STATED TASK —
Return each line of the data below exactly, omitting any pictures.

-- begin EXERCISE DATA --

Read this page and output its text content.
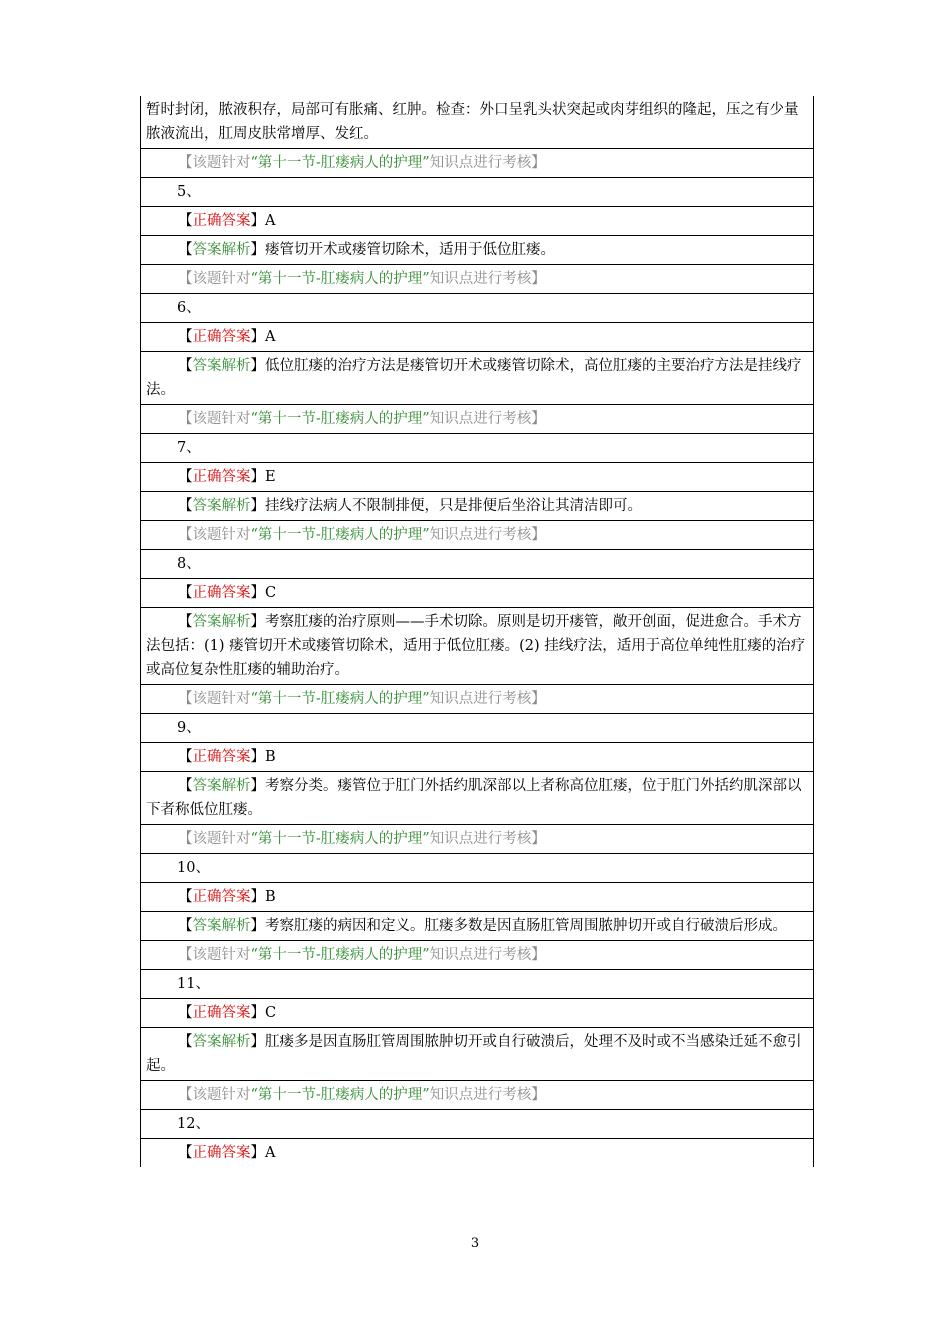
暂时封闭，脓液积存，局部可有胀痛、红肿。检查：外口呈乳头状突起或肉芽组织的隆起，压之有少量脓液流出，肛周皮肤常增厚、发红。
【该题针对“第十一节-肛瘘病人的护理”知识点进行考核】
5、
【正确答案】A
【答案解析】瘘管切开术或瘘管切除术，适用于低位肛瘘。
【该题针对“第十一节-肛瘘病人的护理”知识点进行考核】
6、
【正确答案】A
【答案解析】低位肛瘘的治疗方法是瘘管切开术或瘘管切除术，高位肛瘘的主要治疗方法是挂线疗法。
【该题针对“第十一节-肛瘘病人的护理”知识点进行考核】
7、
【正确答案】E
【答案解析】挂线疗法病人不限制排便，只是排便后坐浴让其清洁即可。
【该题针对“第十一节-肛瘘病人的护理”知识点进行考核】
8、
【正确答案】C
【答案解析】考察肛瘘的治疗原则——手术切除。原则是切开瘘管，敞开创面，促进愈合。手术方法包括：(1) 瘘管切开术或瘘管切除术，适用于低位肛瘘。(2) 挂线疗法，适用于高位单纯性肛瘘的治疗或高位复杂性肛瘘的辅助治疗。
【该题针对“第十一节-肛瘘病人的护理”知识点进行考核】
9、
【正确答案】B
【答案解析】考察分类。瘘管位于肛门外括约肌深部以上者称高位肛瘘，位于肛门外括约肌深部以下者称低位肛瘘。
【该题针对“第十一节-肛瘘病人的护理”知识点进行考核】
10、
【正确答案】B
【答案解析】考察肛瘘的病因和定义。肛瘘多数是因直肠肛管周围脓肿切开或自行破溃后形成。
【该题针对“第十一节-肛瘘病人的护理”知识点进行考核】
11、
【正确答案】C
【答案解析】肛瘘多是因直肠肛管周围脓肿切开或自行破溃后，处理不及时或不当感染迁延不愈引起。
【该题针对“第十一节-肛瘘病人的护理”知识点进行考核】
12、
【正确答案】A
3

-- end EXERCISE DATA --

SOLUTION FOR THIS EXERCISE —
Read this page and output its text content.
暂时封闭，脓液积存，局部可有胀痛、红肿。检查：外口呈乳头状突起或肉芽组织的隆起，压之有少量脓液流出，肛周皮肤常增厚、发红。
【该题针对“第十一节-肛瘘病人的护理”知识点进行考核】
5、
【正确答案】A
【答案解析】瘘管切开术或瘘管切除术，适用于低位肛瘘。
【该题针对“第十一节-肛瘘病人的护理”知识点进行考核】
6、
【正确答案】A
【答案解析】低位肛瘘的治疗方法是瘘管切开术或瘘管切除术，高位肛瘘的主要治疗方法是挂线疗法。
【该题针对“第十一节-肛瘘病人的护理”知识点进行考核】
7、
【正确答案】E
【答案解析】挂线疗法病人不限制排便，只是排便后坐浴让其清洁即可。
【该题针对“第十一节-肛瘘病人的护理”知识点进行考核】
8、
【正确答案】C
【答案解析】考察肛瘘的治疗原则——手术切除。原则是切开瘘管，敞开创面，促进愈合。手术方法包括：(1) 瘘管切开术或瘘管切除术，适用于低位肛瘘。(2) 挂线疗法，适用于高位单纯性肛瘘的治疗或高位复杂性肛瘘的辅助治疗。
【该题针对“第十一节-肛瘘病人的护理”知识点进行考核】
9、
【正确答案】B
【答案解析】考察分类。瘘管位于肛门外括约肌深部以上者称高位肛瘘，位于肛门外括约肌深部以下者称低位肛瘘。
【该题针对“第十一节-肛瘘病人的护理”知识点进行考核】
10、
【正确答案】B
【答案解析】考察肛瘘的病因和定义。肛瘘多数是因直肠肛管周围脓肿切开或自行破溃后形成。
【该题针对“第十一节-肛瘘病人的护理”知识点进行考核】
11、
【正确答案】C
【答案解析】肛瘘多是因直肠肛管周围脓肿切开或自行破溃后，处理不及时或不当感染迁延不愈引起。
【该题针对“第十一节-肛瘘病人的护理”知识点进行考核】
12、
【正确答案】A
3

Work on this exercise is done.